Here are some entries; quote each one exactly.

***

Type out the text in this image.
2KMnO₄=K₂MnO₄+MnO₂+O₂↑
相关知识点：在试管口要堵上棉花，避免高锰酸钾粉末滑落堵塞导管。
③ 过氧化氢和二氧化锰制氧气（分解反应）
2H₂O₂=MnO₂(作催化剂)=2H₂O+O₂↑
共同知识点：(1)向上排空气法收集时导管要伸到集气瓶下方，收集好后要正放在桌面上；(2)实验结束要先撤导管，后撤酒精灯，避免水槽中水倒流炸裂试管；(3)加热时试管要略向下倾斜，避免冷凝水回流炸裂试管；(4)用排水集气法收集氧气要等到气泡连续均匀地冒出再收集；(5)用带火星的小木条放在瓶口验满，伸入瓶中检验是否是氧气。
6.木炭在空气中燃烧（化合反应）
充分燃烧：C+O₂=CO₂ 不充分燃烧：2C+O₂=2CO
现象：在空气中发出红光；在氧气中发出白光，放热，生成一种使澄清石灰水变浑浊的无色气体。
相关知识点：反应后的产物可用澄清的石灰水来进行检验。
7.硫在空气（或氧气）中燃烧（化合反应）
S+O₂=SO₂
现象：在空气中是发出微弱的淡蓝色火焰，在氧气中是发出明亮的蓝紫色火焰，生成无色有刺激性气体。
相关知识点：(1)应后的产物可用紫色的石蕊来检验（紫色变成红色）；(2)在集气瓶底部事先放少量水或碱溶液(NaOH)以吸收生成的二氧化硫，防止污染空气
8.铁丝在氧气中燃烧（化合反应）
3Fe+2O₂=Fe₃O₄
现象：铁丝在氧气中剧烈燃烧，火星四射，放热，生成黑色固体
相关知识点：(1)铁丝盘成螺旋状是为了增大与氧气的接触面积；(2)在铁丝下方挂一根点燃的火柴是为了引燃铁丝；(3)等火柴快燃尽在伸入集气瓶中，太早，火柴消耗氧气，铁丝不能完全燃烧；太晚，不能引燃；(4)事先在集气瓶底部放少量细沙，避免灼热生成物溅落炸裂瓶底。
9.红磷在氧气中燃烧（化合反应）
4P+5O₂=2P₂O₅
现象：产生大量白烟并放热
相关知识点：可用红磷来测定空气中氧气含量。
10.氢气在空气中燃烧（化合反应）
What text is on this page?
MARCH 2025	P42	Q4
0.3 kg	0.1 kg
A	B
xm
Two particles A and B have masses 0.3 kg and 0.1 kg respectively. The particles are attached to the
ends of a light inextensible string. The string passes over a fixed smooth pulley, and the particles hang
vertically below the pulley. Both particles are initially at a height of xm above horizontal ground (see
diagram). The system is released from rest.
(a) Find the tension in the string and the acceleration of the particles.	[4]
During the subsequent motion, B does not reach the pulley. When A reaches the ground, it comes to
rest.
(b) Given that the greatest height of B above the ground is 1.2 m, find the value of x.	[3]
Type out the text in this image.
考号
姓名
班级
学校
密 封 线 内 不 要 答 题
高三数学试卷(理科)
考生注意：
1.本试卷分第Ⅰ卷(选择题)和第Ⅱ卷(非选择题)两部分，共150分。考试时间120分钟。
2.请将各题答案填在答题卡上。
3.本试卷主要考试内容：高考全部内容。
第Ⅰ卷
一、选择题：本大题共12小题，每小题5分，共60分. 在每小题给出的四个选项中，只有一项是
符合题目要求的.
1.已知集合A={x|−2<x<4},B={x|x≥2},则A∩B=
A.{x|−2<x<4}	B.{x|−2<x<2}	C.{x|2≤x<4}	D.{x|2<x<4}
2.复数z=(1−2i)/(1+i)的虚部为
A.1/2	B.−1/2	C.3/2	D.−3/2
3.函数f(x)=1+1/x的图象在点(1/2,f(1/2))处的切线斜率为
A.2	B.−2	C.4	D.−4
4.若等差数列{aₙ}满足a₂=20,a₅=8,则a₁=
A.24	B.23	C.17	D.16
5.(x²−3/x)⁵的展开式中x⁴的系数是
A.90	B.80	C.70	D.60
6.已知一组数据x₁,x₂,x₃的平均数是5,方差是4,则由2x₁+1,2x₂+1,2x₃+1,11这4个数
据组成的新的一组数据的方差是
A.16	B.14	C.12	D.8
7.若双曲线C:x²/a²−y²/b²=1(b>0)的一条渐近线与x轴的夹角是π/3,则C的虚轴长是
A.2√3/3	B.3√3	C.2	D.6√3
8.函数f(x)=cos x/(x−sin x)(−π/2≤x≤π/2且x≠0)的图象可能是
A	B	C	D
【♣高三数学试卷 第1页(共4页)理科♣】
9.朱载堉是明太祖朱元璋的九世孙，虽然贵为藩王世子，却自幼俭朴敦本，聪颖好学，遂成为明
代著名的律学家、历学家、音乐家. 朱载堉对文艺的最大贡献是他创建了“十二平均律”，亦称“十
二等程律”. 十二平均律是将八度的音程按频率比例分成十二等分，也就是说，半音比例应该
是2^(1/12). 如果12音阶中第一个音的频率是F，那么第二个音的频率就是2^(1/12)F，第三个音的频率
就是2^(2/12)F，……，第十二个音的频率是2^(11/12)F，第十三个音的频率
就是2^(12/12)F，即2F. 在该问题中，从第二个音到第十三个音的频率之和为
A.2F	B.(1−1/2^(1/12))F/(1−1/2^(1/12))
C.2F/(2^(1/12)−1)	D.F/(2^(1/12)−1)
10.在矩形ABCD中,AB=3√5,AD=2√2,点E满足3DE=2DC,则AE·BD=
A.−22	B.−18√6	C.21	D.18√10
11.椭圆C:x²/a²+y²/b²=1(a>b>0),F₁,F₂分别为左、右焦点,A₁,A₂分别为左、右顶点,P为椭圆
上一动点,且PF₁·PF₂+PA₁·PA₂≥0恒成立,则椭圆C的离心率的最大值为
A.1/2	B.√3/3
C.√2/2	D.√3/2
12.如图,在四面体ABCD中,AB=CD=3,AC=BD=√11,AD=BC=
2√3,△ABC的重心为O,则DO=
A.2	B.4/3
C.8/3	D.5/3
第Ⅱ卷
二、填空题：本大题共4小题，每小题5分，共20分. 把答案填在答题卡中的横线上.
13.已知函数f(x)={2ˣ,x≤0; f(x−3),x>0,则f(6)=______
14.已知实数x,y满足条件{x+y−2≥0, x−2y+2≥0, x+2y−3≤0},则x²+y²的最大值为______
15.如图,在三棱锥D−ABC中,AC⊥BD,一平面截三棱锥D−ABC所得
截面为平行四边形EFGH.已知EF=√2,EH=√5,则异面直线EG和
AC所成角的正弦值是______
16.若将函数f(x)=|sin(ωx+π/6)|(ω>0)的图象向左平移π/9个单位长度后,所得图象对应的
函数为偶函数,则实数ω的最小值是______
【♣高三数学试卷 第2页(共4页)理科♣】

***

OUTPUT FOR THIS EXERCISE:
Type out the text in this image.
2KMnO₄=K₂MnO₄+MnO₂+O₂↑
相关知识点：在试管口要堵上棉花，避免高锰酸钾粉末滑落堵塞导管。
③ 过氧化氢和二氧化锰制氧气（分解反应）
2H₂O₂=MnO₂(作催化剂)=2H₂O+O₂↑
共同知识点：(1)向上排空气法收集时导管要伸到集气瓶下方，收集好后要正放在桌面上；(2)实验结束要先撤导管，后撤酒精灯，避免水槽中水倒流炸裂试管；(3)加热时试管要略向下倾斜，避免冷凝水回流炸裂试管；(4)用排水集气法收集氧气要等到气泡连续均匀地冒出再收集；(5)用带火星的小木条放在瓶口验满，伸入瓶中检验是否是氧气。
6.木炭在空气中燃烧（化合反应）
充分燃烧：C+O₂=CO₂ 不充分燃烧：2C+O₂=2CO
现象：在空气中发出红光；在氧气中发出白光，放热，生成一种使澄清石灰水变浑浊的无色气体。
相关知识点：反应后的产物可用澄清的石灰水来进行检验。
7.硫在空气（或氧气）中燃烧（化合反应）
S+O₂=SO₂
现象：在空气中是发出微弱的淡蓝色火焰，在氧气中是发出明亮的蓝紫色火焰，生成无色有刺激性气体。
相关知识点：(1)应后的产物可用紫色的石蕊来检验（紫色变成红色）；(2)在集气瓶底部事先放少量水或碱溶液(NaOH)以吸收生成的二氧化硫，防止污染空气
8.铁丝在氧气中燃烧（化合反应）
3Fe+2O₂=Fe₃O₄
现象：铁丝在氧气中剧烈燃烧，火星四射，放热，生成黑色固体
相关知识点：(1)铁丝盘成螺旋状是为了增大与氧气的接触面积；(2)在铁丝下方挂一根点燃的火柴是为了引燃铁丝；(3)等火柴快燃尽在伸入集气瓶中，太早，火柴消耗氧气，铁丝不能完全燃烧；太晚，不能引燃；(4)事先在集气瓶底部放少量细沙，避免灼热生成物溅落炸裂瓶底。
9.红磷在氧气中燃烧（化合反应）
4P+5O₂=2P₂O₅
现象：产生大量白烟并放热
相关知识点：可用红磷来测定空气中氧气含量。
10.氢气在空气中燃烧（化合反应）
What text is on this page?
MARCH 2025	P42	Q4
0.3 kg	0.1 kg
A	B
xm
Two particles A and B have masses 0.3 kg and 0.1 kg respectively. The particles are attached to the
ends of a light inextensible string. The string passes over a fixed smooth pulley, and the particles hang
vertically below the pulley. Both particles are initially at a height of xm above horizontal ground (see
diagram). The system is released from rest.
(a) Find the tension in the string and the acceleration of the particles.	[4]
During the subsequent motion, B does not reach the pulley. When A reaches the ground, it comes to
rest.
(b) Given that the greatest height of B above the ground is 1.2 m, find the value of x.	[3]
Type out the text in this image.
考号
姓名
班级
学校
密 封 线 内 不 要 答 题
高三数学试卷(理科)
考生注意：
1.本试卷分第Ⅰ卷(选择题)和第Ⅱ卷(非选择题)两部分，共150分。考试时间120分钟。
2.请将各题答案填在答题卡上。
3.本试卷主要考试内容：高考全部内容。
第Ⅰ卷
一、选择题：本大题共12小题，每小题5分，共60分. 在每小题给出的四个选项中，只有一项是
符合题目要求的.
1.已知集合A={x|−2<x<4},B={x|x≥2},则A∩B=
A.{x|−2<x<4}	B.{x|−2<x<2}	C.{x|2≤x<4}	D.{x|2<x<4}
2.复数z=(1−2i)/(1+i)的虚部为
A.1/2	B.−1/2	C.3/2	D.−3/2
3.函数f(x)=1+1/x的图象在点(1/2,f(1/2))处的切线斜率为
A.2	B.−2	C.4	D.−4
4.若等差数列{aₙ}满足a₂=20,a₅=8,则a₁=
A.24	B.23	C.17	D.16
5.(x²−3/x)⁵的展开式中x⁴的系数是
A.90	B.80	C.70	D.60
6.已知一组数据x₁,x₂,x₃的平均数是5,方差是4,则由2x₁+1,2x₂+1,2x₃+1,11这4个数
据组成的新的一组数据的方差是
A.16	B.14	C.12	D.8
7.若双曲线C:x²/a²−y²/b²=1(b>0)的一条渐近线与x轴的夹角是π/3,则C的虚轴长是
A.2√3/3	B.3√3	C.2	D.6√3
8.函数f(x)=cos x/(x−sin x)(−π/2≤x≤π/2且x≠0)的图象可能是
A	B	C	D
【♣高三数学试卷 第1页(共4页)理科♣】
9.朱载堉是明太祖朱元璋的九世孙，虽然贵为藩王世子，却自幼俭朴敦本，聪颖好学，遂成为明
代著名的律学家、历学家、音乐家. 朱载堉对文艺的最大贡献是他创建了“十二平均律”，亦称“十
二等程律”. 十二平均律是将八度的音程按频率比例分成十二等分，也就是说，半音比例应该
是2^(1/12). 如果12音阶中第一个音的频率是F，那么第二个音的频率就是2^(1/12)F，第三个音的频率
就是2^(2/12)F，……，第十二个音的频率是2^(11/12)F，第十三个音的频率
就是2^(12/12)F，即2F. 在该问题中，从第二个音到第十三个音的频率之和为
A.2F	B.(1−1/2^(1/12))F/(1−1/2^(1/12))
C.2F/(2^(1/12)−1)	D.F/(2^(1/12)−1)
10.在矩形ABCD中,AB=3√5,AD=2√2,点E满足3DE=2DC,则AE·BD=
A.−22	B.−18√6	C.21	D.18√10
11.椭圆C:x²/a²+y²/b²=1(a>b>0),F₁,F₂分别为左、右焦点,A₁,A₂分别为左、右顶点,P为椭圆
上一动点,且PF₁·PF₂+PA₁·PA₂≥0恒成立,则椭圆C的离心率的最大值为
A.1/2	B.√3/3
C.√2/2	D.√3/2
12.如图,在四面体ABCD中,AB=CD=3,AC=BD=√11,AD=BC=
2√3,△ABC的重心为O,则DO=
A.2	B.4/3
C.8/3	D.5/3
第Ⅱ卷
二、填空题：本大题共4小题，每小题5分，共20分. 把答案填在答题卡中的横线上.
13.已知函数f(x)={2ˣ,x≤0; f(x−3),x>0,则f(6)=______
14.已知实数x,y满足条件{x+y−2≥0, x−2y+2≥0, x+2y−3≤0},则x²+y²的最大值为______
15.如图,在三棱锥D−ABC中,AC⊥BD,一平面截三棱锥D−ABC所得
截面为平行四边形EFGH.已知EF=√2,EH=√5,则异面直线EG和
AC所成角的正弦值是______
16.若将函数f(x)=|sin(ωx+π/6)|(ω>0)的图象向左平移π/9个单位长度后,所得图象对应的
函数为偶函数,则实数ω的最小值是______
【♣高三数学试卷 第2页(共4页)理科♣】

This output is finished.